> [CHALLENGE] Only the lines from the one holding "Output a JSON" through the one holding "Convert this screenshot" are to be retyped, exactly as they appear, with both boundary lines included.

Start RECORDS TO USE

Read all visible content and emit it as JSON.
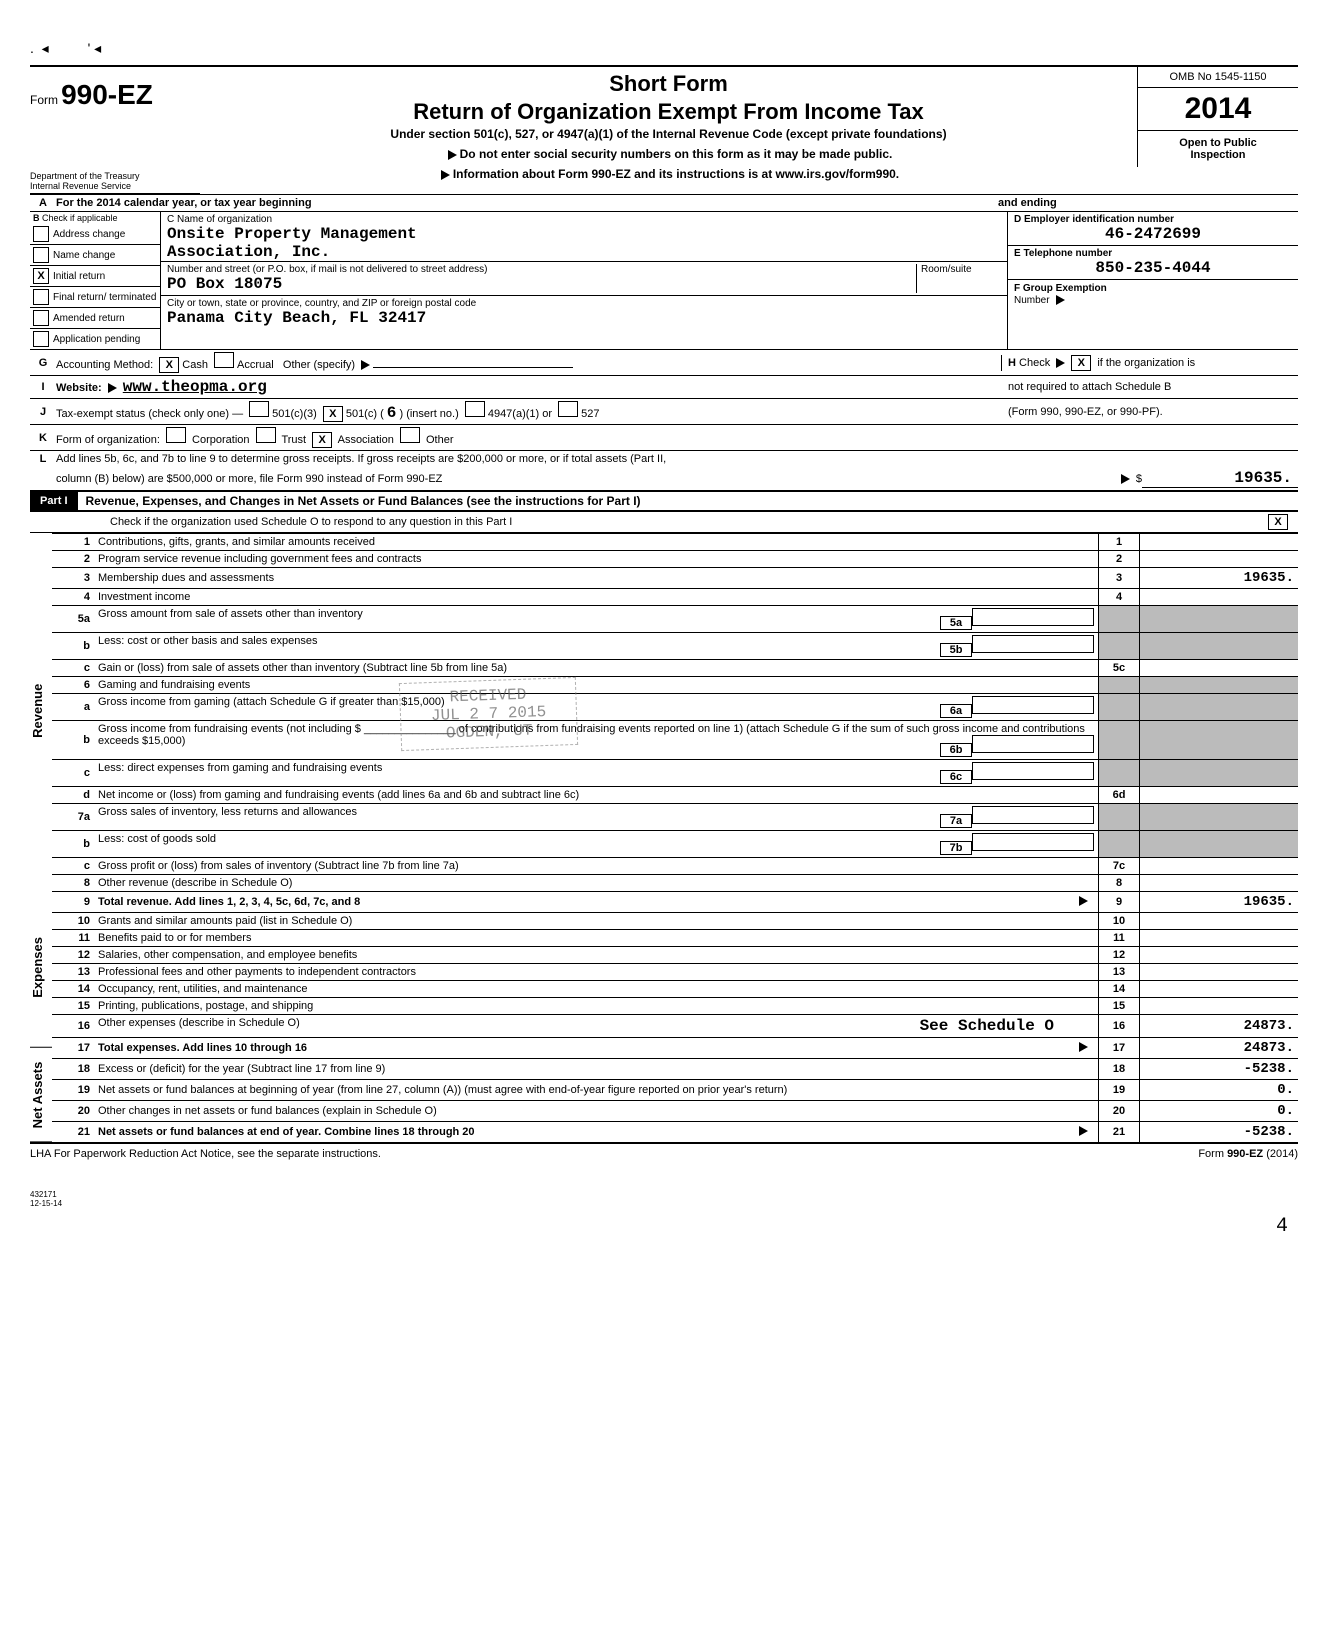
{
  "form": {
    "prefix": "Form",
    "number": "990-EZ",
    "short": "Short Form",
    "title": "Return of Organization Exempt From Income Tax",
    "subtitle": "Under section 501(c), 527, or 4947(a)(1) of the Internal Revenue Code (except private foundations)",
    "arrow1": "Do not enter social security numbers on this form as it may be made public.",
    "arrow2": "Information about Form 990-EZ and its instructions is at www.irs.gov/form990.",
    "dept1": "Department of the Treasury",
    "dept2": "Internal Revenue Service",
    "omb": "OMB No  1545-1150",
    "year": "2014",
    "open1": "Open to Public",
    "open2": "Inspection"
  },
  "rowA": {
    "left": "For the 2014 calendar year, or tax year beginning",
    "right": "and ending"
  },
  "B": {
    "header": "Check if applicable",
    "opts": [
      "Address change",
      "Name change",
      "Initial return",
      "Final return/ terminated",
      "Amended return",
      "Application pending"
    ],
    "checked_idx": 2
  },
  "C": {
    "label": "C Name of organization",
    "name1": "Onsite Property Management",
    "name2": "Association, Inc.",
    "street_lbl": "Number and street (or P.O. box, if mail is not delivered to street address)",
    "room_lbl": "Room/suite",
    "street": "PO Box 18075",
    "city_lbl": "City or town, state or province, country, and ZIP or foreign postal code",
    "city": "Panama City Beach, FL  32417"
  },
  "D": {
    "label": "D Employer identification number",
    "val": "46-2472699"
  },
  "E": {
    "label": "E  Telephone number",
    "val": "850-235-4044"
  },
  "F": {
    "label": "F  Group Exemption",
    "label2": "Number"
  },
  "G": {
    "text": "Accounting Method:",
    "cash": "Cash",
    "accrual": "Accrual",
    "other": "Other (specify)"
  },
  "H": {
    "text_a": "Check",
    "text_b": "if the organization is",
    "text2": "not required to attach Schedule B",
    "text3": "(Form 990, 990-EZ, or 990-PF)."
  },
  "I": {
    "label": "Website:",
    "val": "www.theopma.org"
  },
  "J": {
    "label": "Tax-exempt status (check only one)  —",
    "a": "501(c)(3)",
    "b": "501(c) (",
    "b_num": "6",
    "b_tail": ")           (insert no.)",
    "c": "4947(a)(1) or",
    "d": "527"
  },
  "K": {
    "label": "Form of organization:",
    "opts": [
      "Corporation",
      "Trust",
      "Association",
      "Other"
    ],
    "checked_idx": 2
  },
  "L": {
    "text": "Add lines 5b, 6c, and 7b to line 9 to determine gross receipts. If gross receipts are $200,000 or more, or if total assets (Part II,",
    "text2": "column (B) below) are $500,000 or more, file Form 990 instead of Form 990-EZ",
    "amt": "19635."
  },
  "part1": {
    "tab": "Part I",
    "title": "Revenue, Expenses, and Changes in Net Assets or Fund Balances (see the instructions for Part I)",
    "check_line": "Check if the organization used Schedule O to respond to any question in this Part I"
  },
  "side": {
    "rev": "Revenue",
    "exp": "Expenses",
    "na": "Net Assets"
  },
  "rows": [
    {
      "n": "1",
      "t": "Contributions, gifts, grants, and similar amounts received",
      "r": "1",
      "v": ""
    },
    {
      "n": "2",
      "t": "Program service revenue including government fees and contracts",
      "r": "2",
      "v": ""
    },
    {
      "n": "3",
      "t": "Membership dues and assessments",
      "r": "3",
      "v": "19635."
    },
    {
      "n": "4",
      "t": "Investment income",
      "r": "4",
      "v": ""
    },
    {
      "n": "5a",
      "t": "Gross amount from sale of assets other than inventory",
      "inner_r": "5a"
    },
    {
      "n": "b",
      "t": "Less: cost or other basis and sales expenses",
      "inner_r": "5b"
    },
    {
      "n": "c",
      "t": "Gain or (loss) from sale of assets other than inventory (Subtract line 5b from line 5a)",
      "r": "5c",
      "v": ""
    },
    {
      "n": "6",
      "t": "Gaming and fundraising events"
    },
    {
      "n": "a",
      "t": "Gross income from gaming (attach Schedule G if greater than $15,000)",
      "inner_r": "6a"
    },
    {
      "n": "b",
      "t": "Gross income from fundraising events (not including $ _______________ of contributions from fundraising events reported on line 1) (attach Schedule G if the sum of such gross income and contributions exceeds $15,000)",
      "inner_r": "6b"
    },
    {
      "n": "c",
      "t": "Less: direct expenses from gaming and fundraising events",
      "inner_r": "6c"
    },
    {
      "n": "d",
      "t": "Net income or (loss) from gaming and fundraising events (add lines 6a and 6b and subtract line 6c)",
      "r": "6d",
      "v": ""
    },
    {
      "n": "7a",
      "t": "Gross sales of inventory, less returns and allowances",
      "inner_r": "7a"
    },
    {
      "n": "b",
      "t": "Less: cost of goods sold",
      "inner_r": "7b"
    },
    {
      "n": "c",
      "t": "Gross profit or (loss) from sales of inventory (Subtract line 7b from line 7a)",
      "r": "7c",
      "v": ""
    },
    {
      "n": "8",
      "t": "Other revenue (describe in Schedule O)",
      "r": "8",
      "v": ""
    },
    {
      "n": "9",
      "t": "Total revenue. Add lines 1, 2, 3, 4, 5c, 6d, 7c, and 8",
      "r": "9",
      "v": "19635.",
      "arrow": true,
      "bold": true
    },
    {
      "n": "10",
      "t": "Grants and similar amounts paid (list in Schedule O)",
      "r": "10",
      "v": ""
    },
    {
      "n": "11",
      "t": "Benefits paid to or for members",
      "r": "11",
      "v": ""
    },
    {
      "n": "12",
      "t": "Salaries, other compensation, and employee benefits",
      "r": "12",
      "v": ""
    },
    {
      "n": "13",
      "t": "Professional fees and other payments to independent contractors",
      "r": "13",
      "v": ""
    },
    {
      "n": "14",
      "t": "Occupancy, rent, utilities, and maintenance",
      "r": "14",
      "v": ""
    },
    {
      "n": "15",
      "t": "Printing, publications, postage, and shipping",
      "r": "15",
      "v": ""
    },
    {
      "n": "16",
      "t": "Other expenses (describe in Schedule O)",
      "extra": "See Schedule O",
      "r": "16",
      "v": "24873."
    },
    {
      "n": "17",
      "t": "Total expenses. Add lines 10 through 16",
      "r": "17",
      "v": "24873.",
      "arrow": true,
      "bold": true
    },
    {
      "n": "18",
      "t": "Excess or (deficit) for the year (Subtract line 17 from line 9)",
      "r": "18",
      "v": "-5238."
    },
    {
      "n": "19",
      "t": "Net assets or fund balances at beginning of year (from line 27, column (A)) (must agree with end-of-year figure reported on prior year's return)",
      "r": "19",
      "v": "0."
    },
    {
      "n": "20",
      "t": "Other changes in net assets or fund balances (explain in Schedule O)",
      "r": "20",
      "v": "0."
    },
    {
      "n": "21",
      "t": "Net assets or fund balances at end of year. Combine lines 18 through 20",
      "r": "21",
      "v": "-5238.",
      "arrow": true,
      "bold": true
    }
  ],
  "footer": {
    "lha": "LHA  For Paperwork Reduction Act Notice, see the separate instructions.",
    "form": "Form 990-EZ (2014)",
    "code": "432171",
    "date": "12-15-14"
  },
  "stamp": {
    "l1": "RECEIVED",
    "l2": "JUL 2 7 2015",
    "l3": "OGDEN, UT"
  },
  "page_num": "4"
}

End RECORDS TO USE
Start RECORDS TO USE

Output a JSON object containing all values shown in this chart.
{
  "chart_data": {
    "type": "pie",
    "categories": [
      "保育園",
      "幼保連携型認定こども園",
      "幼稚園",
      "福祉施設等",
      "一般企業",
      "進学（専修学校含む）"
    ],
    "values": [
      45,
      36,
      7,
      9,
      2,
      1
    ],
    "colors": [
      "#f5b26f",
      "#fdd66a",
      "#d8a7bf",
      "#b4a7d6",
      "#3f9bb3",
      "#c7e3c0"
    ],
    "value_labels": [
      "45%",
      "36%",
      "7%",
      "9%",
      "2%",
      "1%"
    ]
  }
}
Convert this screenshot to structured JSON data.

End RECORDS TO USE
Start RECORDS TO USE

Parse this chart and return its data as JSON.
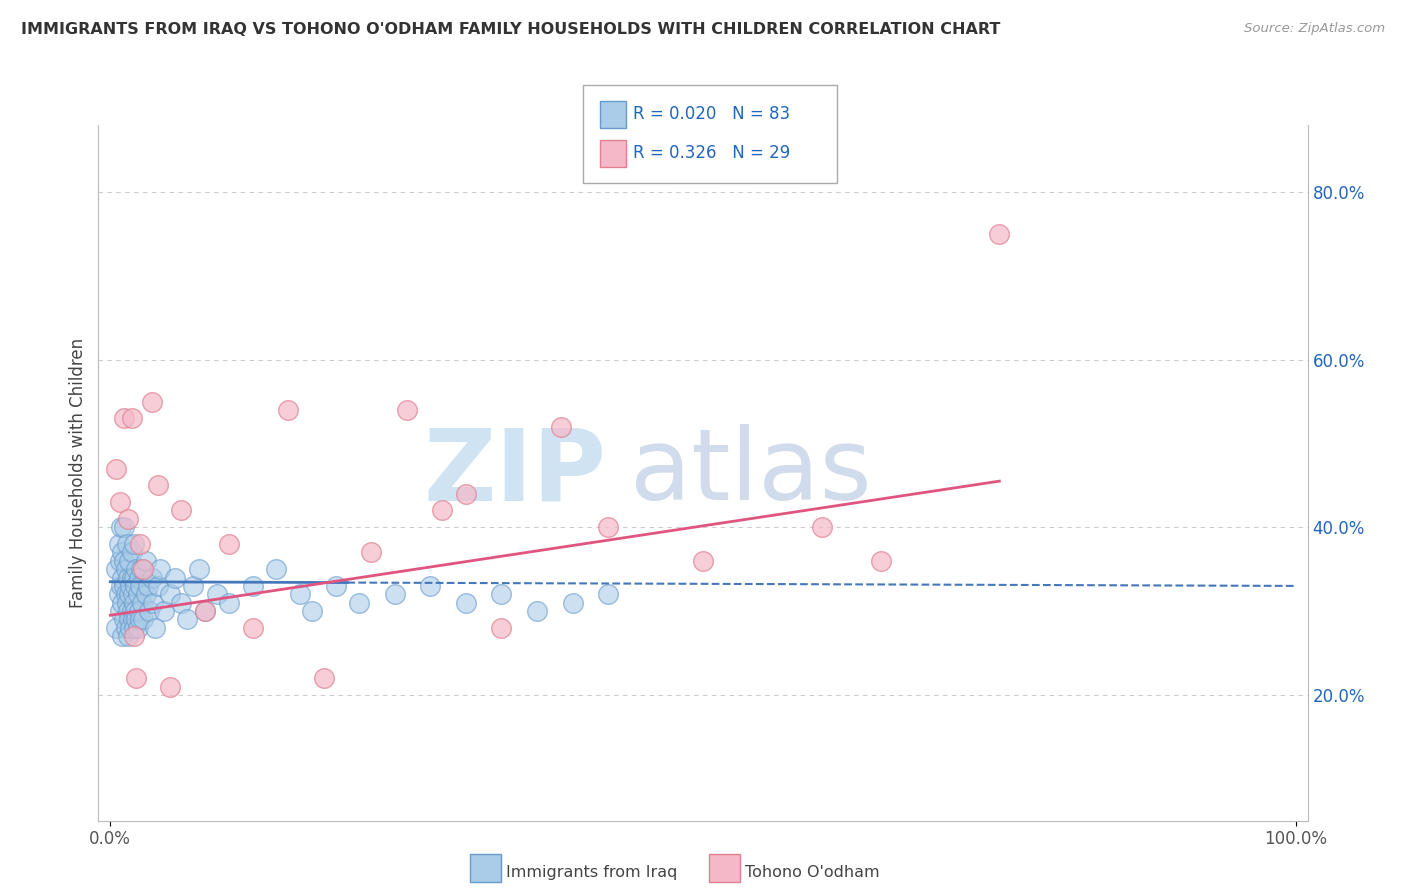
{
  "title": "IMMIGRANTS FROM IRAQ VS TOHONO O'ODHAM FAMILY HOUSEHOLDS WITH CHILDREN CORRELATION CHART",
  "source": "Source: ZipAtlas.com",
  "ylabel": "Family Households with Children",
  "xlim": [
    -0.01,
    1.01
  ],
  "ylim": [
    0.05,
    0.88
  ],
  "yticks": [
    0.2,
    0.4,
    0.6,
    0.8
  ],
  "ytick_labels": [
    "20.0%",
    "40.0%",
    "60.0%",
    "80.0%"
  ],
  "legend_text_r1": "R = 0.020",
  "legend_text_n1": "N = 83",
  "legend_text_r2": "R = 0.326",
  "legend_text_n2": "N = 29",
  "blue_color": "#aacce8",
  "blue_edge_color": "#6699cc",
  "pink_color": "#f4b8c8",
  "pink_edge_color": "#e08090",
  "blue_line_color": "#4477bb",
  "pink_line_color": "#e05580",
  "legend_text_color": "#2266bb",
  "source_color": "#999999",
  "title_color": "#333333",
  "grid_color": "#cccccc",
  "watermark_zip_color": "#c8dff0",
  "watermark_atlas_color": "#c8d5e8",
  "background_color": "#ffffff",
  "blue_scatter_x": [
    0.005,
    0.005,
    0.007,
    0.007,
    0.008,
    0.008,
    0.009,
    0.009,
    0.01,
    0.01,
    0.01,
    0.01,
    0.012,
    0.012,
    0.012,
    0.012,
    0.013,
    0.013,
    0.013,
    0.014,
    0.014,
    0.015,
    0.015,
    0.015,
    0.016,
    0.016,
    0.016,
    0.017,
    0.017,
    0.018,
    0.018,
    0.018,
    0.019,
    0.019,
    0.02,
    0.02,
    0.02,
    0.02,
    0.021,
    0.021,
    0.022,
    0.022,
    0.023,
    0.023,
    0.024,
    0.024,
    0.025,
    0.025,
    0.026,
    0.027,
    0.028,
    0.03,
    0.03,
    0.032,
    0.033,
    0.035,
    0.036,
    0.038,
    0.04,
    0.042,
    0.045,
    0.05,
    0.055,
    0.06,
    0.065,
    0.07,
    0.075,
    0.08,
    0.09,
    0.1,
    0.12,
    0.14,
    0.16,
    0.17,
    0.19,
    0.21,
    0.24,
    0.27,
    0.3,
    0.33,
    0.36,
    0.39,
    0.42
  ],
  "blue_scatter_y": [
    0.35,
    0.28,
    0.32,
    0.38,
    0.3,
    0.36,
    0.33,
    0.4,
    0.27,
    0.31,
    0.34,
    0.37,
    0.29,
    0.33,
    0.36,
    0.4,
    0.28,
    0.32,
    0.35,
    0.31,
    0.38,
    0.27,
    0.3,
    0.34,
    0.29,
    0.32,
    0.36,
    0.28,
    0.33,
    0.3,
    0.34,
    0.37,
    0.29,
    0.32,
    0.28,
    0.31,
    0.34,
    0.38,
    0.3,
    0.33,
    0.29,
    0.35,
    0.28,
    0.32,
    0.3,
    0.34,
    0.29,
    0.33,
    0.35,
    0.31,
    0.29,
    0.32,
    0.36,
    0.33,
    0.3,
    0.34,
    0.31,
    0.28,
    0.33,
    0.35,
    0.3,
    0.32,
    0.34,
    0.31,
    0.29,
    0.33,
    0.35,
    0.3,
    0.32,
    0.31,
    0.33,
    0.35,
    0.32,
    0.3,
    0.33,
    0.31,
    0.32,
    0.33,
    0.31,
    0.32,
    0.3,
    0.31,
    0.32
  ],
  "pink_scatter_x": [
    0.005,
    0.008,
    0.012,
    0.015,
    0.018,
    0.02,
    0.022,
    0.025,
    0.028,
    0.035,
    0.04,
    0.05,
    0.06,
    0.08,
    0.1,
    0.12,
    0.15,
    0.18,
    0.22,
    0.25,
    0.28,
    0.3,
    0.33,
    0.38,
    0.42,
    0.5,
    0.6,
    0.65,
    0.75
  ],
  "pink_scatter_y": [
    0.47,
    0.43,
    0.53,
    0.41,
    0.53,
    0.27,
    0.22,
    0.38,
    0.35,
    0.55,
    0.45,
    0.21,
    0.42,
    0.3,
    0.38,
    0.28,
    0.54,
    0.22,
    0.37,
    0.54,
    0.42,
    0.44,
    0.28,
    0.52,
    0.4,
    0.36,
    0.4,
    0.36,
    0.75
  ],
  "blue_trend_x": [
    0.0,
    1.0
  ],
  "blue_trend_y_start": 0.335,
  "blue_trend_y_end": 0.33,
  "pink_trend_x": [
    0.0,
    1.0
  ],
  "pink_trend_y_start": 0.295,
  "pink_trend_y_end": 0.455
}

End RECORDS TO USE

> [REPLY]
Output a JSON object containing all values shown in this chart.
{
  "chart_data": {
    "type": "pie",
    "categories": [
      "保育園",
      "幼保連携型認定こども園",
      "幼稚園",
      "福祉施設等",
      "一般企業",
      "進学（専修学校含む）"
    ],
    "values": [
      45,
      36,
      7,
      9,
      2,
      1
    ],
    "colors": [
      "#f5b26f",
      "#fdd66a",
      "#d8a7bf",
      "#b4a7d6",
      "#3f9bb3",
      "#c7e3c0"
    ],
    "value_labels": [
      "45%",
      "36%",
      "7%",
      "9%",
      "2%",
      "1%"
    ]
  }
}
Convert this screenshot to structured JSON data.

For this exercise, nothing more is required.